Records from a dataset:

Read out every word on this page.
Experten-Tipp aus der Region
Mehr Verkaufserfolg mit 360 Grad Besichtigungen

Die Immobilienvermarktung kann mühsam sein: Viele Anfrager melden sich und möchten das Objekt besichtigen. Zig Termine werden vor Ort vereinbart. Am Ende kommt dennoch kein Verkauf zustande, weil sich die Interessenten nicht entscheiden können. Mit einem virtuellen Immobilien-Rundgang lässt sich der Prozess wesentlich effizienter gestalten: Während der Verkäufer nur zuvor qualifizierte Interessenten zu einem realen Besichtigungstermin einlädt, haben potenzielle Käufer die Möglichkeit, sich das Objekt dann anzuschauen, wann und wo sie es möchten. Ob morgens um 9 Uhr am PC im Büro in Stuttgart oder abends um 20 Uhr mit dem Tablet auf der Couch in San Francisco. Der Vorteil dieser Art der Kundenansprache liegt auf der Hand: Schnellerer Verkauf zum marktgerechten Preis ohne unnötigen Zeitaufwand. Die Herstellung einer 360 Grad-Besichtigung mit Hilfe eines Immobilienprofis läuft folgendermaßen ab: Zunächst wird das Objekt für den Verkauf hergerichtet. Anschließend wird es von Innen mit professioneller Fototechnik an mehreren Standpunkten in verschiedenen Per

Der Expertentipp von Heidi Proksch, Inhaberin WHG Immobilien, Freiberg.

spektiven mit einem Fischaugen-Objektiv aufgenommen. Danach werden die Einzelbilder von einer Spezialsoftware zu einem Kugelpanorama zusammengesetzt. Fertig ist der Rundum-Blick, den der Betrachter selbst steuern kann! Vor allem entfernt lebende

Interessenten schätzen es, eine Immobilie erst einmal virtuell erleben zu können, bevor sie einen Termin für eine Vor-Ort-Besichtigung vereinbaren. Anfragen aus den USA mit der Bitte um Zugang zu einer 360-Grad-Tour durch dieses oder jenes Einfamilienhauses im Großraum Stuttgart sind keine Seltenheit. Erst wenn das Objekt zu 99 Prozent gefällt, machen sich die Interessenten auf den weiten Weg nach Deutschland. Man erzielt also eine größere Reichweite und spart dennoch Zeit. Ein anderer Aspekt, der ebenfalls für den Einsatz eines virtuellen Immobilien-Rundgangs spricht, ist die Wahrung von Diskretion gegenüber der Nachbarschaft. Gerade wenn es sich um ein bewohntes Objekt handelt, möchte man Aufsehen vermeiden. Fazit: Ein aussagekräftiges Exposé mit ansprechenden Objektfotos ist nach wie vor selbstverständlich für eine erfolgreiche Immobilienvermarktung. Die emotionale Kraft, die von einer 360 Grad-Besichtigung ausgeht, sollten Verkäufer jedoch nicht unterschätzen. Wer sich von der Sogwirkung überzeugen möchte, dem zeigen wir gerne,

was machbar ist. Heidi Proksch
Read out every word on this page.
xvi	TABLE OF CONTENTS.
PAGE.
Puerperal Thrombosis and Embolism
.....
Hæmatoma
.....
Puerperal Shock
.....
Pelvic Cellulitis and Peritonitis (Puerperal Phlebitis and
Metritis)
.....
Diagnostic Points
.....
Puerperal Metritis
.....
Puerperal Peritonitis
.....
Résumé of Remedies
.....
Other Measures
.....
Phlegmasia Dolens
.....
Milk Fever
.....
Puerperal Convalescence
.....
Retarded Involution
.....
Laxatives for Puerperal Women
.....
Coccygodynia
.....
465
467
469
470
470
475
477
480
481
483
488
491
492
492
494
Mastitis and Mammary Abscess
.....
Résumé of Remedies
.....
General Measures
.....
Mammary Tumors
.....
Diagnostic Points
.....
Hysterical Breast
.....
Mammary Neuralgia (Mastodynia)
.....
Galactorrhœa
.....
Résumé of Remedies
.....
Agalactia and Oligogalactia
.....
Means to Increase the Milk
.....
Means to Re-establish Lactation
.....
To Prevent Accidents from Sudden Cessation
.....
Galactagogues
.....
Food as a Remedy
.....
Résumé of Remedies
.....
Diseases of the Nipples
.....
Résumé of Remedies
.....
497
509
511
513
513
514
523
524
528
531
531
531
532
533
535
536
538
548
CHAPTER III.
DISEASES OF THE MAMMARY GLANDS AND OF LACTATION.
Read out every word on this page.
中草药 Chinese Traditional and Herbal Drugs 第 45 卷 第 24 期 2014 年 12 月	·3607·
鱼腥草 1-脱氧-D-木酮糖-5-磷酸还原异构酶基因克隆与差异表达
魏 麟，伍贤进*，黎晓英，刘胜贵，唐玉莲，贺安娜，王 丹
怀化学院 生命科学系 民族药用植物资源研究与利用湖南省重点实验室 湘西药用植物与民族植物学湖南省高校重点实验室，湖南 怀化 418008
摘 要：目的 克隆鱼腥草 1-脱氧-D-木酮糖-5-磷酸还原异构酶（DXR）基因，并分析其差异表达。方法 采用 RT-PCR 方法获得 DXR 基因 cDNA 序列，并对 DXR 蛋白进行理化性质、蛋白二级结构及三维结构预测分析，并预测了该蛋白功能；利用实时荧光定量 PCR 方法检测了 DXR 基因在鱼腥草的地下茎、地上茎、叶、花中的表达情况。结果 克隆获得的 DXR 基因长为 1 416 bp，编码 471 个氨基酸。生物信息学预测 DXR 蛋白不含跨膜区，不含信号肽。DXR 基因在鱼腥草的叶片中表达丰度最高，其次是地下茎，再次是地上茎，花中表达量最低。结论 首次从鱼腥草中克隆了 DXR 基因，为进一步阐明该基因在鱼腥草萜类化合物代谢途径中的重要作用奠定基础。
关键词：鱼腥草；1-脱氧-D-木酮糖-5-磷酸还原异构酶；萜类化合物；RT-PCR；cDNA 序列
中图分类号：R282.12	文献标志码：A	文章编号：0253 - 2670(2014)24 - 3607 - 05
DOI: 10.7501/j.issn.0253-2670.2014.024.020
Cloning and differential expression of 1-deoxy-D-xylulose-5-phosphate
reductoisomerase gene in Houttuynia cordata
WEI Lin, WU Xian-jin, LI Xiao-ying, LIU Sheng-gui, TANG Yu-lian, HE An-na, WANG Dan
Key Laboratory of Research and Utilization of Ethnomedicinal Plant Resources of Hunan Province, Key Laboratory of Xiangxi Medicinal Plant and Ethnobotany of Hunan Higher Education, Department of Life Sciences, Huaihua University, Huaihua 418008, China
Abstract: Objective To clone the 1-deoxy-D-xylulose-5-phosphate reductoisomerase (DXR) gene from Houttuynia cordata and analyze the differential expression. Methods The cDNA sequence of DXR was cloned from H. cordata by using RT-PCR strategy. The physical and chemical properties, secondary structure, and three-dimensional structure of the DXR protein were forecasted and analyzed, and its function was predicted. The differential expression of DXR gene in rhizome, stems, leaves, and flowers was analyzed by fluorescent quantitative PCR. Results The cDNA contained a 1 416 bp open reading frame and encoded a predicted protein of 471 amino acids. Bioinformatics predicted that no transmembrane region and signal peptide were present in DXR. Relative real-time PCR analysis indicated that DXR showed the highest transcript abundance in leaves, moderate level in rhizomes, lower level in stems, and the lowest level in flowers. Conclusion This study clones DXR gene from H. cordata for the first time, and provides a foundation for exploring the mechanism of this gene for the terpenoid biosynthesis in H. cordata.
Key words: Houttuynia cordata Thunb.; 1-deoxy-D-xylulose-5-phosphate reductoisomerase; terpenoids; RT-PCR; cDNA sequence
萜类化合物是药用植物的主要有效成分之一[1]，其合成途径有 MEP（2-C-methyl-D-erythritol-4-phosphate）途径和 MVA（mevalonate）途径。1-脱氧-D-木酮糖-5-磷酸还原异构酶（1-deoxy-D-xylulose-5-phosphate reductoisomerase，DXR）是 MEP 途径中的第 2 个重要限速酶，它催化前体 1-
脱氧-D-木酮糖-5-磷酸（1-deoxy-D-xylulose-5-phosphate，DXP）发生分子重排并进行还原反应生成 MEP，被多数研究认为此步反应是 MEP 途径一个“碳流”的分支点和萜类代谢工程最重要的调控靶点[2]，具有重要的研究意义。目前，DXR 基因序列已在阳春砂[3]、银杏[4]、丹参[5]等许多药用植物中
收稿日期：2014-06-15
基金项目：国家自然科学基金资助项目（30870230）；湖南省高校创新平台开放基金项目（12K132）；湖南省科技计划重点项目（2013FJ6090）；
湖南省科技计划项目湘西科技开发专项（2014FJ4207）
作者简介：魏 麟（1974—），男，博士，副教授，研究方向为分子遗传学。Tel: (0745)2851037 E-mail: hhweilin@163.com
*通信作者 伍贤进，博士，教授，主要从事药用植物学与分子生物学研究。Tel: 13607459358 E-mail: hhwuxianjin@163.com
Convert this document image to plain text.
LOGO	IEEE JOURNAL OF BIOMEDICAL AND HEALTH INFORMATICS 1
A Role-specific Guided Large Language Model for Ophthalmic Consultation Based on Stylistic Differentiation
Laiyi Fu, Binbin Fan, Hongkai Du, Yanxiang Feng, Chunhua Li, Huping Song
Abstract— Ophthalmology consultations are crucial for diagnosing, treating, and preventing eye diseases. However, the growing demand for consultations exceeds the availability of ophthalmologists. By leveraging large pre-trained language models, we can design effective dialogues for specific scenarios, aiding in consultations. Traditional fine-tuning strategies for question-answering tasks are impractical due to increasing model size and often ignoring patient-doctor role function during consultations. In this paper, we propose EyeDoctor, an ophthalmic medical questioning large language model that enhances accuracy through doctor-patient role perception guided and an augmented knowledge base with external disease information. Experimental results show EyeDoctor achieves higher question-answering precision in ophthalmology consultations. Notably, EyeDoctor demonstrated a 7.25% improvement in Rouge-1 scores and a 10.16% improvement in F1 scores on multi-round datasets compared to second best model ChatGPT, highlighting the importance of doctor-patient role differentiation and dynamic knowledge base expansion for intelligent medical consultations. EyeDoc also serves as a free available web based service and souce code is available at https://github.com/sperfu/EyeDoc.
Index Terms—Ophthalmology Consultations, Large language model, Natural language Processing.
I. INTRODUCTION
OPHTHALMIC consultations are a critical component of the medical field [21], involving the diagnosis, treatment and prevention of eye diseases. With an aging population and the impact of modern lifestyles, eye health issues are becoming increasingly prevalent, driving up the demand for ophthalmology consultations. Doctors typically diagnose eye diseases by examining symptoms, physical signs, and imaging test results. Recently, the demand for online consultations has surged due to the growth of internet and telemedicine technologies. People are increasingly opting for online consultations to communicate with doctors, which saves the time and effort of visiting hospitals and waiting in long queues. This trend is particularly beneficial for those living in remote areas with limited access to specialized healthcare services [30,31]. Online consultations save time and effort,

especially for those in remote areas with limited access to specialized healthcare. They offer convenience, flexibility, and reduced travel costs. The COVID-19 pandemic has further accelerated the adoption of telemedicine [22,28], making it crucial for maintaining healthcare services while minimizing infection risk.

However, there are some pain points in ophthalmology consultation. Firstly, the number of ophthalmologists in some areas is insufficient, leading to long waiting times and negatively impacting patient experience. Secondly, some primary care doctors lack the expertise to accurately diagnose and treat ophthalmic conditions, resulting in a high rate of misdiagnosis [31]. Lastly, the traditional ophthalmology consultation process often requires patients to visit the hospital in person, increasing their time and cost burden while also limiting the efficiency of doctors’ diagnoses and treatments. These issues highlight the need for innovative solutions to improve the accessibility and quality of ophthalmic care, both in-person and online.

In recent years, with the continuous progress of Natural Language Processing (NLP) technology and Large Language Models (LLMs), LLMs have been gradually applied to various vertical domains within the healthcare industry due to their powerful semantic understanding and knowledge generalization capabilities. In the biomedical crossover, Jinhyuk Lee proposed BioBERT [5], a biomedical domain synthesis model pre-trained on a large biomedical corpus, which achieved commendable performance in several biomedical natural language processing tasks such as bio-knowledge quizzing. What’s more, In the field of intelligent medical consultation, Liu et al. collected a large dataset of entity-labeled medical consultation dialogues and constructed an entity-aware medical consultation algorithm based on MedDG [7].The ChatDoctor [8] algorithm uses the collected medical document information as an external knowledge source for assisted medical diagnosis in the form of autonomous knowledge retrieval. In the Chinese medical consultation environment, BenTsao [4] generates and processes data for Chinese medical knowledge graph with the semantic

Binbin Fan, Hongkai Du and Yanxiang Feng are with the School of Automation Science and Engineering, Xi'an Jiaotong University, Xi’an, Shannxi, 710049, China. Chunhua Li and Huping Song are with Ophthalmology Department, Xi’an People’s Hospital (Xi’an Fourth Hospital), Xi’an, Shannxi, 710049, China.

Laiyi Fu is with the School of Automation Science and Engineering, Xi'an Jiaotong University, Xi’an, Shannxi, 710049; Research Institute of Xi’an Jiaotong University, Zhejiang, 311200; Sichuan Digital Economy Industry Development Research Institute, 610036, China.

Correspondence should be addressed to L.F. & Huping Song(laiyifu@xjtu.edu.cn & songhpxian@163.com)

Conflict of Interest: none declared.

### Required work
Copy out every line from the data above in which the word "Means" occurs.

### Response to the exercise
Means to Increase the Milk
Means to Re-establish Lactation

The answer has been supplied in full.